___ DATA FOR THIS EXERCISE

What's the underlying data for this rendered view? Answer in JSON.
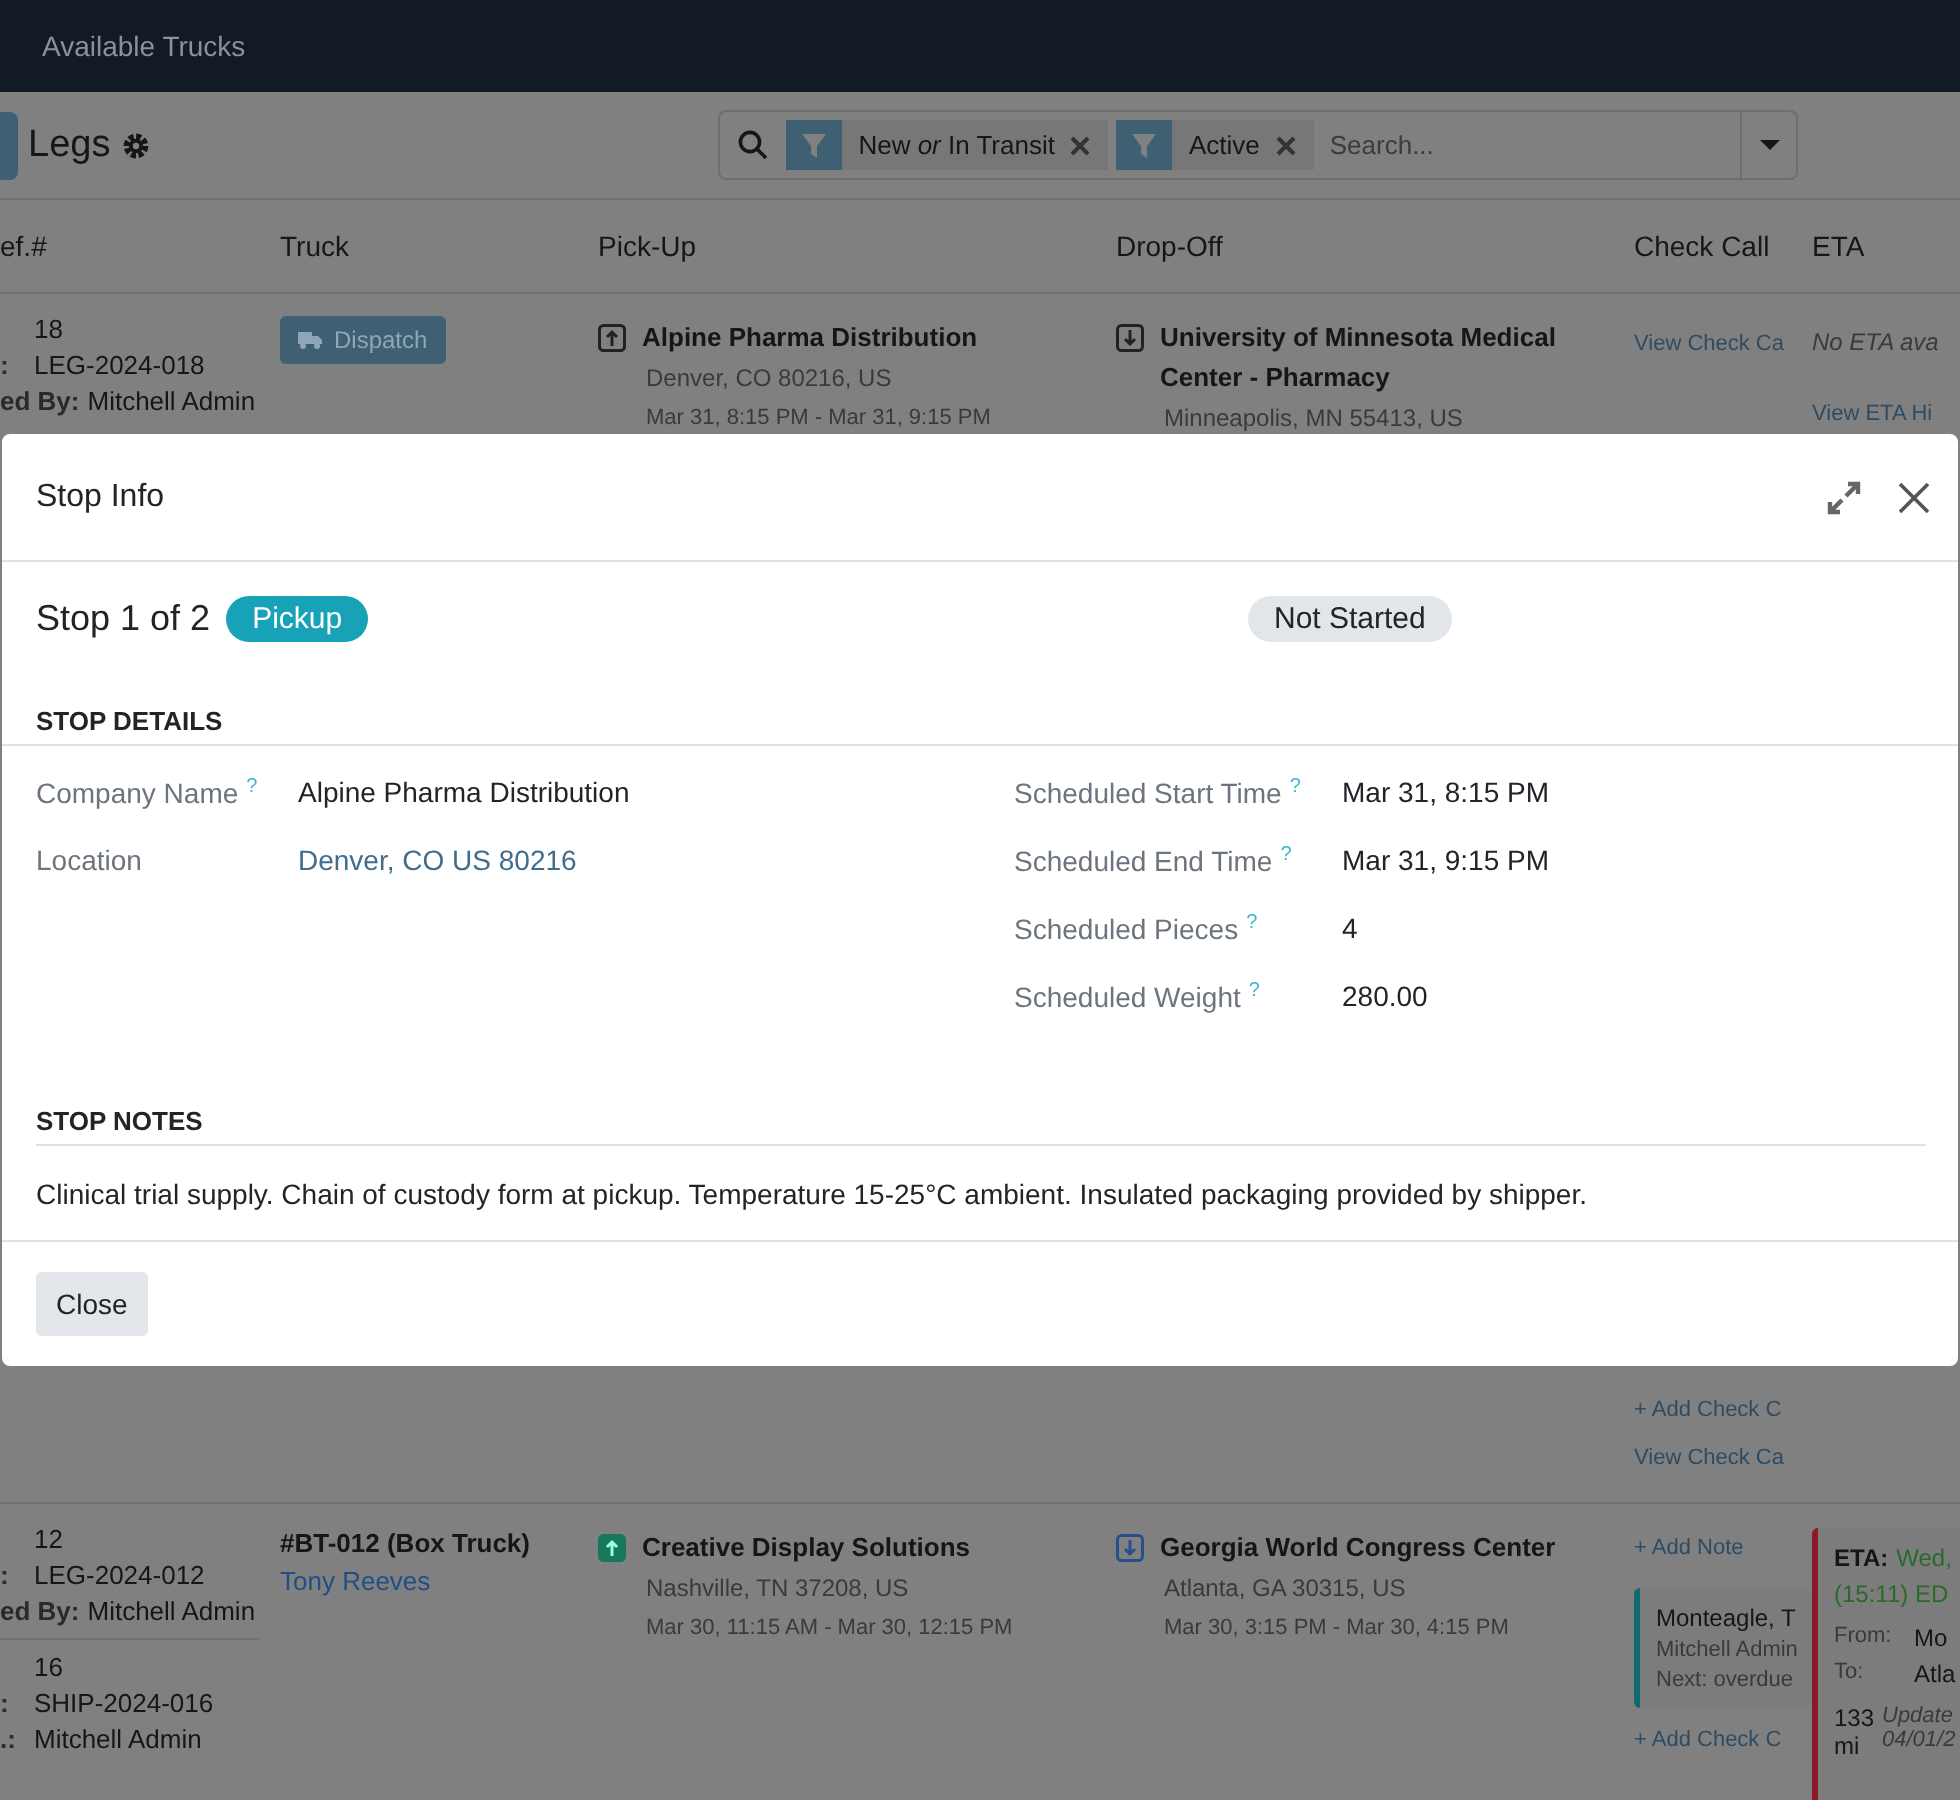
{
  "navbar": {
    "items": [
      "Available Trucks"
    ]
  },
  "control_panel": {
    "title": "Legs",
    "search": {
      "facets": [
        {
          "text": "New *or* In Transit"
        },
        {
          "text": "Active"
        }
      ],
      "placeholder": "Search..."
    }
  },
  "table": {
    "columns": [
      "ef.#",
      "Truck",
      "Pick-Up",
      "Drop-Off",
      "Check Call",
      "ETA"
    ],
    "rows": [
      {
        "refs": [
          {
            "lines": [
              {
                "value": "18"
              },
              {
                "label": ":",
                "value": "LEG-2024-018"
              },
              {
                "label": "ed By:",
                "value": "Mitchell Admin"
              }
            ]
          }
        ],
        "truck": {
          "kind": "dispatch",
          "text": "Dispatch"
        },
        "pickup": {
          "kind": "pickup",
          "active": false,
          "name": "Alpine Pharma Distribution",
          "address": "Denver, CO 80216, US",
          "window": "Mar 31, 8:15 PM - Mar 31, 9:15 PM"
        },
        "dropoff": {
          "kind": "dropoff",
          "active": false,
          "name": "University of Minnesota Medical Center - Pharmacy",
          "address": "Minneapolis, MN 55413, US"
        },
        "check_call": {
          "top_links": [
            "View Check Ca"
          ],
          "bottom_links": [
            "+ Add Check C",
            "View Check Ca"
          ]
        },
        "eta": {
          "kind": "none",
          "text": "No ETA ava",
          "link": "View ETA Hi"
        }
      },
      {
        "refs": [
          {
            "lines": [
              {
                "value": "12"
              },
              {
                "label": ":",
                "value": "LEG-2024-012"
              },
              {
                "label": "ed By:",
                "value": "Mitchell Admin"
              }
            ]
          },
          {
            "lines": [
              {
                "value": "16"
              },
              {
                "label": ":",
                "value": "SHIP-2024-016"
              },
              {
                "label": ".:",
                "value": "Mitchell Admin"
              }
            ]
          }
        ],
        "truck": {
          "kind": "assigned",
          "text": "#BT-012 (Box Truck)",
          "driver": "Tony Reeves"
        },
        "pickup": {
          "kind": "pickup",
          "active": true,
          "name": "Creative Display Solutions",
          "address": "Nashville, TN 37208, US",
          "window": "Mar 30, 11:15 AM - Mar 30, 12:15 PM"
        },
        "dropoff": {
          "kind": "dropoff",
          "active": true,
          "name": "Georgia World Congress Center",
          "address": "Atlanta, GA 30315, US",
          "window": "Mar 30, 3:15 PM - Mar 30, 4:15 PM"
        },
        "check_call": {
          "top_links": [
            "+ Add Note"
          ],
          "note": {
            "title": "Monteagle, T",
            "author": "Mitchell Admin",
            "next": "Next: overdue"
          },
          "bottom_links": [
            "+ Add Check C"
          ]
        },
        "eta": {
          "kind": "card",
          "label": "ETA:",
          "date": "Wed,",
          "time": "(15:11) ED",
          "from_label": "From:",
          "from": "Mo",
          "to_label": "To:",
          "to": "Atla",
          "distance": "133 mi",
          "updated": "Update",
          "updated_date": "04/01/2"
        }
      }
    ]
  },
  "modal": {
    "title": "Stop Info",
    "stop": "Stop 1 of 2",
    "type": "Pickup",
    "status": "Not Started",
    "details_heading": "STOP DETAILS",
    "left_fields": [
      {
        "label": "Company Name",
        "help": "?",
        "value": "Alpine Pharma Distribution",
        "kind": "text"
      },
      {
        "label": "Location",
        "value": "Denver, CO US 80216",
        "kind": "link"
      }
    ],
    "right_fields": [
      {
        "label": "Scheduled Start Time",
        "help": "?",
        "value": "Mar 31, 8:15 PM",
        "kind": "text"
      },
      {
        "label": "Scheduled End Time",
        "help": "?",
        "value": "Mar 31, 9:15 PM",
        "kind": "text"
      },
      {
        "label": "Scheduled Pieces",
        "help": "?",
        "value": "4",
        "kind": "text"
      },
      {
        "label": "Scheduled Weight",
        "help": "?",
        "value": "280.00",
        "kind": "text"
      }
    ],
    "notes_heading": "STOP NOTES",
    "notes": "Clinical trial supply. Chain of custody form at pickup. Temperature 15-25°C ambient. Insulated packaging provided by shipper.",
    "close_button": "Close"
  }
}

______

§ WORK INSTRUCTIONS
Leave out the pictures and print every line of the data exactly.

§ ANSWER TO THE EXERCISE
What's the underlying data for this rendered view? Answer in JSON.
{
  "navbar": {
    "items": [
      "Available Trucks"
    ]
  },
  "control_panel": {
    "title": "Legs",
    "search": {
      "facets": [
        {
          "text": "New *or* In Transit"
        },
        {
          "text": "Active"
        }
      ],
      "placeholder": "Search..."
    }
  },
  "table": {
    "columns": [
      "ef.#",
      "Truck",
      "Pick-Up",
      "Drop-Off",
      "Check Call",
      "ETA"
    ],
    "rows": [
      {
        "refs": [
          {
            "lines": [
              {
                "value": "18"
              },
              {
                "label": ":",
                "value": "LEG-2024-018"
              },
              {
                "label": "ed By:",
                "value": "Mitchell Admin"
              }
            ]
          }
        ],
        "truck": {
          "kind": "dispatch",
          "text": "Dispatch"
        },
        "pickup": {
          "kind": "pickup",
          "active": false,
          "name": "Alpine Pharma Distribution",
          "address": "Denver, CO 80216, US",
          "window": "Mar 31, 8:15 PM - Mar 31, 9:15 PM"
        },
        "dropoff": {
          "kind": "dropoff",
          "active": false,
          "name": "University of Minnesota Medical Center - Pharmacy",
          "address": "Minneapolis, MN 55413, US"
        },
        "check_call": {
          "top_links": [
            "View Check Ca"
          ],
          "bottom_links": [
            "+ Add Check C",
            "View Check Ca"
          ]
        },
        "eta": {
          "kind": "none",
          "text": "No ETA ava",
          "link": "View ETA Hi"
        }
      },
      {
        "refs": [
          {
            "lines": [
              {
                "value": "12"
              },
              {
                "label": ":",
                "value": "LEG-2024-012"
              },
              {
                "label": "ed By:",
                "value": "Mitchell Admin"
              }
            ]
          },
          {
            "lines": [
              {
                "value": "16"
              },
              {
                "label": ":",
                "value": "SHIP-2024-016"
              },
              {
                "label": ".:",
                "value": "Mitchell Admin"
              }
            ]
          }
        ],
        "truck": {
          "kind": "assigned",
          "text": "#BT-012 (Box Truck)",
          "driver": "Tony Reeves"
        },
        "pickup": {
          "kind": "pickup",
          "active": true,
          "name": "Creative Display Solutions",
          "address": "Nashville, TN 37208, US",
          "window": "Mar 30, 11:15 AM - Mar 30, 12:15 PM"
        },
        "dropoff": {
          "kind": "dropoff",
          "active": true,
          "name": "Georgia World Congress Center",
          "address": "Atlanta, GA 30315, US",
          "window": "Mar 30, 3:15 PM - Mar 30, 4:15 PM"
        },
        "check_call": {
          "top_links": [
            "+ Add Note"
          ],
          "note": {
            "title": "Monteagle, T",
            "author": "Mitchell Admin",
            "next": "Next: overdue"
          },
          "bottom_links": [
            "+ Add Check C"
          ]
        },
        "eta": {
          "kind": "card",
          "label": "ETA:",
          "date": "Wed,",
          "time": "(15:11) ED",
          "from_label": "From:",
          "from": "Mo",
          "to_label": "To:",
          "to": "Atla",
          "distance": "133 mi",
          "updated": "Update",
          "updated_date": "04/01/2"
        }
      }
    ]
  },
  "modal": {
    "title": "Stop Info",
    "stop": "Stop 1 of 2",
    "type": "Pickup",
    "status": "Not Started",
    "details_heading": "STOP DETAILS",
    "left_fields": [
      {
        "label": "Company Name",
        "help": "?",
        "value": "Alpine Pharma Distribution",
        "kind": "text"
      },
      {
        "label": "Location",
        "value": "Denver, CO US 80216",
        "kind": "link"
      }
    ],
    "right_fields": [
      {
        "label": "Scheduled Start Time",
        "help": "?",
        "value": "Mar 31, 8:15 PM",
        "kind": "text"
      },
      {
        "label": "Scheduled End Time",
        "help": "?",
        "value": "Mar 31, 9:15 PM",
        "kind": "text"
      },
      {
        "label": "Scheduled Pieces",
        "help": "?",
        "value": "4",
        "kind": "text"
      },
      {
        "label": "Scheduled Weight",
        "help": "?",
        "value": "280.00",
        "kind": "text"
      }
    ],
    "notes_heading": "STOP NOTES",
    "notes": "Clinical trial supply. Chain of custody form at pickup. Temperature 15-25°C ambient. Insulated packaging provided by shipper.",
    "close_button": "Close"
  }
}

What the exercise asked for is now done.